Descrição da tarefa » Como ficaria em forma de lista curta o parágrafo do texto sobre o seguro rural que começa com “A iniciativa é parte”, mantendo seus fatos principais?

O governo federal promete apresentar ainda neste ano um novo modelo de seguro rural, com o objetivo de ampliar a cobertura, garantir previsibilidade orçamentária e atender às novas demandas do setor produtivo. A proposta, que vem sendo desenhada pela equipe técnica do Ministério da Agricultura, foi apresentada na terça-feira ao ministro da Fazenda, Fernando Haddad. E deverá ser lançada ainda neste ano, para atender a safra de verão.
O ministro Carlos Fávaro aposta na solidez do projeto, que foi objeto de estudo desde o ano passado. "Viemos apresentar uma proposta para reconstruir o seguro rural no País. Trouxemos algo muito factível, que ainda precisa ser aperfeiçoado e debatido em outras instâncias do governo. Nosso objetivo é deixar como legado um novo modelo de seguro agrícola para o Brasil”, destacou.
A iniciativa é parte de um esforço para consolidar uma política pública mais moderna e adaptada ao cenário de maior instabilidade climática, agravada pela alternância de eventos de seca e excesso de chuvas. Mas o processo de construção tem despertado preocupação entre seguradoras e resseguradoras, que afirmam não terem sido convidadas a participar das discussões. A Federação Nacional de Seguros Gerais (FenSeg), que representa as companhias do setor, vê com cautela a forma como o debate vem sendo conduzido e alerta que o desenho de um sistema sem diálogo com o mercado pode resultar em mais discurso do que resultado prático.

Linhas de dados »
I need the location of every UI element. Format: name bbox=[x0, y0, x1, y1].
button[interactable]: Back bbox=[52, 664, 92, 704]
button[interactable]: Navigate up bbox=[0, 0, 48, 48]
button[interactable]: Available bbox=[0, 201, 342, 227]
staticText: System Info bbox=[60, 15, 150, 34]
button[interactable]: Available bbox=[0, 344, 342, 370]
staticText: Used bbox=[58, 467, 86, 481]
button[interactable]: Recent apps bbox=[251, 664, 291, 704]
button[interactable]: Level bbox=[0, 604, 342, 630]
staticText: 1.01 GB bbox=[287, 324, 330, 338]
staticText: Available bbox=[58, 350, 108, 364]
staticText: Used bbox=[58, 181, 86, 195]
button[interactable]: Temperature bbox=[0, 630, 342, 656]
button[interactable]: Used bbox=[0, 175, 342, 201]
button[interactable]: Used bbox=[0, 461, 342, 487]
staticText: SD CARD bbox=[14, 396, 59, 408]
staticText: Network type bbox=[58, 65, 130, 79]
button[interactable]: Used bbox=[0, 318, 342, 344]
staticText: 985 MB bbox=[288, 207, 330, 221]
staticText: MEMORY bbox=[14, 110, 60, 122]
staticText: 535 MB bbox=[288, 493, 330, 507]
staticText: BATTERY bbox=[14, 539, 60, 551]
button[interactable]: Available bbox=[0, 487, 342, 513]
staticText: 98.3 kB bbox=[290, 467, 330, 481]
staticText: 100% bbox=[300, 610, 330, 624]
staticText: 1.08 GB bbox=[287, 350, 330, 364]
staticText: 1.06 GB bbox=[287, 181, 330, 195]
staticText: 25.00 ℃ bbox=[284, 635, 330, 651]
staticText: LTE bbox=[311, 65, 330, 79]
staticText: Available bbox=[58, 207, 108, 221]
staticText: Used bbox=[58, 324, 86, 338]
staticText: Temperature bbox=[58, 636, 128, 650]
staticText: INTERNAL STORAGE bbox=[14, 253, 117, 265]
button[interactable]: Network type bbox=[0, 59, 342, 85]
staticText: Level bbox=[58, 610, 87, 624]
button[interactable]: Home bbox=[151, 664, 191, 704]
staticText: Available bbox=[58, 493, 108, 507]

O resultado »
- A iniciativa busca consolidar uma política pública mais moderna, adaptada ao cenário de maior instabilidade climática, com alternância de secas e excesso de chuvas.
- Seguradoras e resseguradoras estão preocupadas e afirmam não terem sido convidadas a participar das discussões.
- A FenSeg, que representa as companhias do setor, vê com cautela a forma como o debate vem sendo conduzido.
- A federação alerta que um sistema desenhado sem diálogo com o mercado pode resultar em mais discurso do que resultado prático.